**** Data lines

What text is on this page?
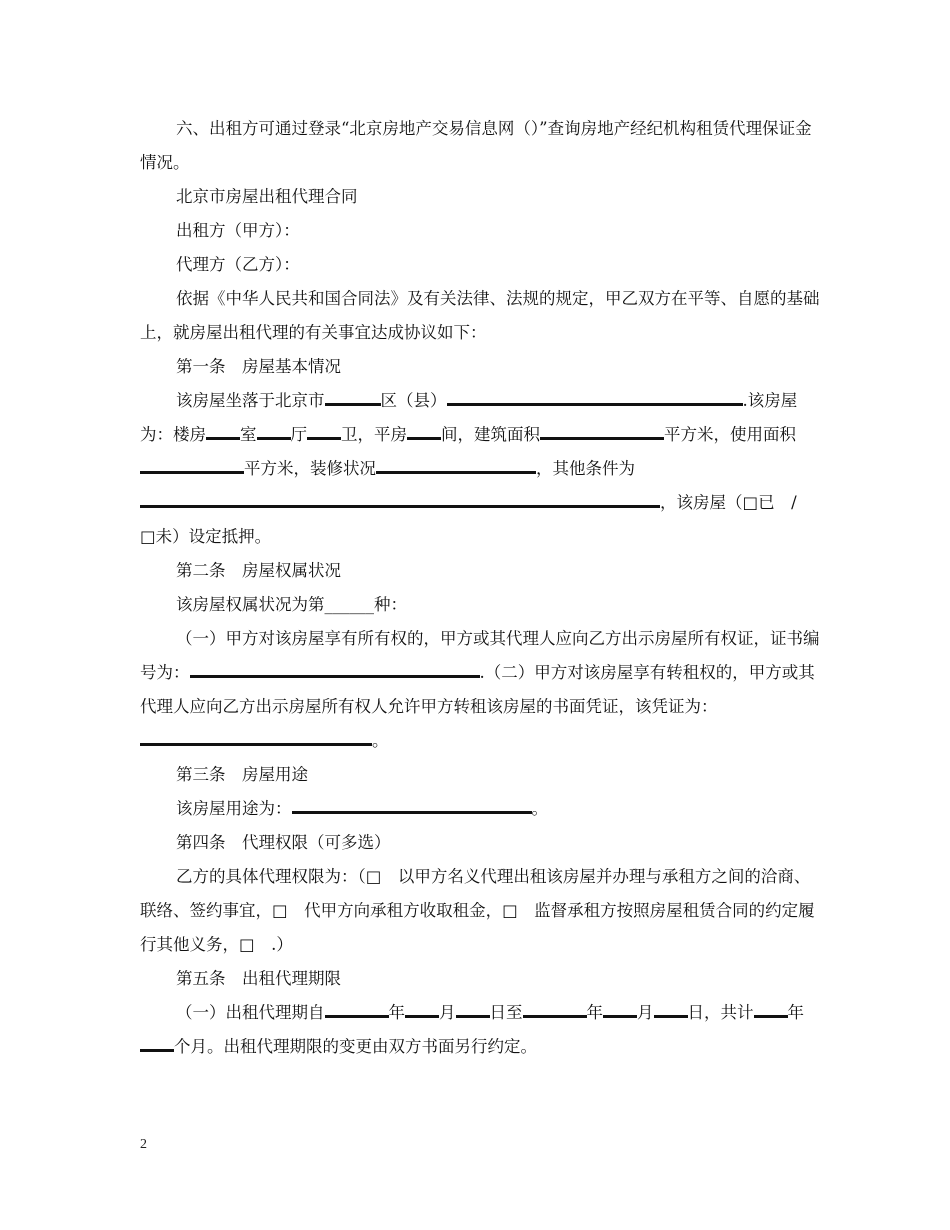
六、出租方可通过登录“北京房地产交易信息网（）”查询房地产经纪机构租赁代理保证金情况。

北京市房屋出租代理合同

出租方（甲方）：

代理方（乙方）：

依据《中华人民共和国合同法》及有关法律、法规的规定，甲乙双方在平等、自愿的基础上，就房屋出租代理的有关事宜达成协议如下：

第一条　房屋基本情况

该房屋坐落于北京市	区（县）	.该房屋为：楼房 室 厅 卫，平房 间，建筑面积	平方米，使用面积平方米，装修状况	，其他条件为，该房屋（□已　/　□未）设定抵押。

第二条　房屋权属状况

该房屋权属状况为第______种：

（一）甲方对该房屋享有所有权的，甲方或其代理人应向乙方出示房屋所有权证，证书编号为：	.（二）甲方对该房屋享有转租权的，甲方或其代理人应向乙方出示房屋所有权人允许甲方转租该房屋的书面凭证，该凭证为：。

第三条　房屋用途

该房屋用途为：	。

第四条　代理权限（可多选）

乙方的具体代理权限为：（□　以甲方名义代理出租该房屋并办理与承租方之间的洽商、联络、签约事宜，□　代甲方向承租方收取租金，□　监督承租方按照房屋租赁合同的约定履行其他义务，□　.）

第五条　出租代理期限

（一）出租代理期自	年 月 日至	年 月 日，共计 年个月。出租代理期限的变更由双方书面另行约定。

2
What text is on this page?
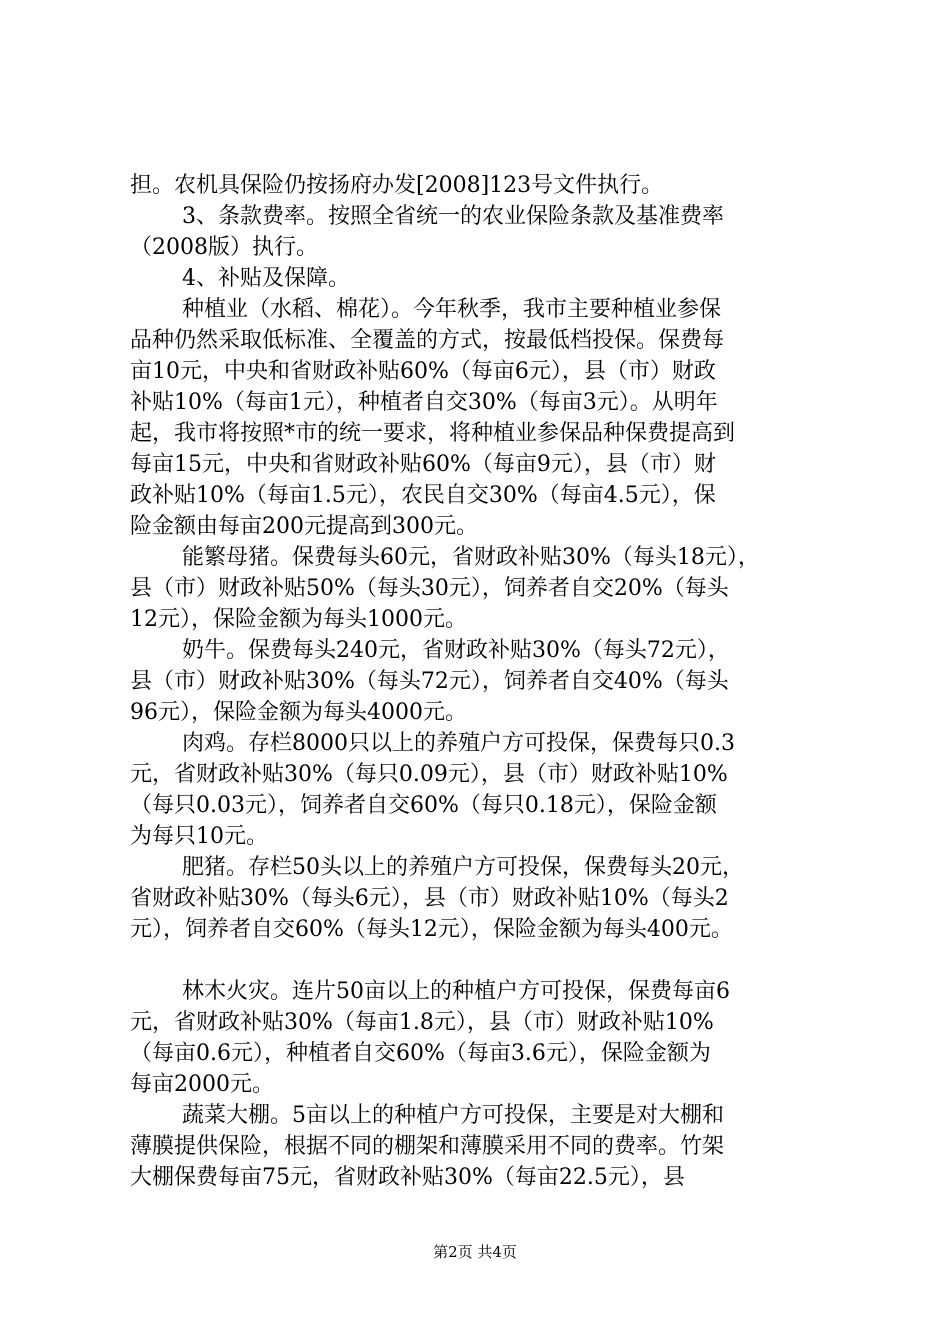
担。农机具保险仍按扬府办发[2008]123号文件执行。
3、条款费率。按照全省统一的农业保险条款及基准费率
（2008版）执行。
4、补贴及保障。
种植业（水稻、棉花）。今年秋季，我市主要种植业参保
品种仍然采取低标准、全覆盖的方式，按最低档投保。保费每
亩10元，中央和省财政补贴60%（每亩6元），县（市）财政
补贴10%（每亩1元），种植者自交30%（每亩3元）。从明年
起，我市将按照*市的统一要求，将种植业参保品种保费提高到
每亩15元，中央和省财政补贴60%（每亩9元），县（市）财
政补贴10%（每亩1.5元），农民自交30%（每亩4.5元），保
险金额由每亩200元提高到300元。
能繁母猪。保费每头60元，省财政补贴30%（每头18元），
县（市）财政补贴50%（每头30元），饲养者自交20%（每头
12元），保险金额为每头1000元。
奶牛。保费每头240元，省财政补贴30%（每头72元），
县（市）财政补贴30%（每头72元），饲养者自交40%（每头
96元），保险金额为每头4000元。
肉鸡。存栏8000只以上的养殖户方可投保，保费每只0.3
元，省财政补贴30%（每只0.09元），县（市）财政补贴10%
（每只0.03元），饲养者自交60%（每只0.18元），保险金额
为每只10元。
肥猪。存栏50头以上的养殖户方可投保，保费每头20元，
省财政补贴30%（每头6元），县（市）财政补贴10%（每头2
元），饲养者自交60%（每头12元），保险金额为每头400元。
林木火灾。连片50亩以上的种植户方可投保，保费每亩6
元，省财政补贴30%（每亩1.8元），县（市）财政补贴10%
（每亩0.6元），种植者自交60%（每亩3.6元），保险金额为
每亩2000元。
蔬菜大棚。5亩以上的种植户方可投保，主要是对大棚和
薄膜提供保险，根据不同的棚架和薄膜采用不同的费率。竹架
大棚保费每亩75元，省财政补贴30%（每亩22.5元），县
第2页 共4页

********

▶ **What is expected**:
Transcribe the whole listing, character for character, but not its images.

▶ **Output of the exercise**:
What text is on this page?
六、出租方可通过登录“北京房地产交易信息网（）”查询房地产经纪机构租赁代理保证金情况。

北京市房屋出租代理合同

出租方（甲方）：

代理方（乙方）：

依据《中华人民共和国合同法》及有关法律、法规的规定，甲乙双方在平等、自愿的基础上，就房屋出租代理的有关事宜达成协议如下：

第一条　房屋基本情况

该房屋坐落于北京市	区（县）	.该房屋为：楼房 室 厅 卫，平房 间，建筑面积	平方米，使用面积平方米，装修状况	，其他条件为，该房屋（□已　/　□未）设定抵押。

第二条　房屋权属状况

该房屋权属状况为第______种：

（一）甲方对该房屋享有所有权的，甲方或其代理人应向乙方出示房屋所有权证，证书编号为：	.（二）甲方对该房屋享有转租权的，甲方或其代理人应向乙方出示房屋所有权人允许甲方转租该房屋的书面凭证，该凭证为：。

第三条　房屋用途

该房屋用途为：	。

第四条　代理权限（可多选）

乙方的具体代理权限为：（□　以甲方名义代理出租该房屋并办理与承租方之间的洽商、联络、签约事宜，□　代甲方向承租方收取租金，□　监督承租方按照房屋租赁合同的约定履行其他义务，□　.）

第五条　出租代理期限

（一）出租代理期自	年 月 日至	年 月 日，共计 年个月。出租代理期限的变更由双方书面另行约定。

2
What text is on this page?
担。农机具保险仍按扬府办发[2008]123号文件执行。
3、条款费率。按照全省统一的农业保险条款及基准费率
（2008版）执行。
4、补贴及保障。
种植业（水稻、棉花）。今年秋季，我市主要种植业参保
品种仍然采取低标准、全覆盖的方式，按最低档投保。保费每
亩10元，中央和省财政补贴60%（每亩6元），县（市）财政
补贴10%（每亩1元），种植者自交30%（每亩3元）。从明年
起，我市将按照*市的统一要求，将种植业参保品种保费提高到
每亩15元，中央和省财政补贴60%（每亩9元），县（市）财
政补贴10%（每亩1.5元），农民自交30%（每亩4.5元），保
险金额由每亩200元提高到300元。
能繁母猪。保费每头60元，省财政补贴30%（每头18元），
县（市）财政补贴50%（每头30元），饲养者自交20%（每头
12元），保险金额为每头1000元。
奶牛。保费每头240元，省财政补贴30%（每头72元），
县（市）财政补贴30%（每头72元），饲养者自交40%（每头
96元），保险金额为每头4000元。
肉鸡。存栏8000只以上的养殖户方可投保，保费每只0.3
元，省财政补贴30%（每只0.09元），县（市）财政补贴10%
（每只0.03元），饲养者自交60%（每只0.18元），保险金额
为每只10元。
肥猪。存栏50头以上的养殖户方可投保，保费每头20元，
省财政补贴30%（每头6元），县（市）财政补贴10%（每头2
元），饲养者自交60%（每头12元），保险金额为每头400元。
林木火灾。连片50亩以上的种植户方可投保，保费每亩6
元，省财政补贴30%（每亩1.8元），县（市）财政补贴10%
（每亩0.6元），种植者自交60%（每亩3.6元），保险金额为
每亩2000元。
蔬菜大棚。5亩以上的种植户方可投保，主要是对大棚和
薄膜提供保险，根据不同的棚架和薄膜采用不同的费率。竹架
大棚保费每亩75元，省财政补贴30%（每亩22.5元），县
第2页 共4页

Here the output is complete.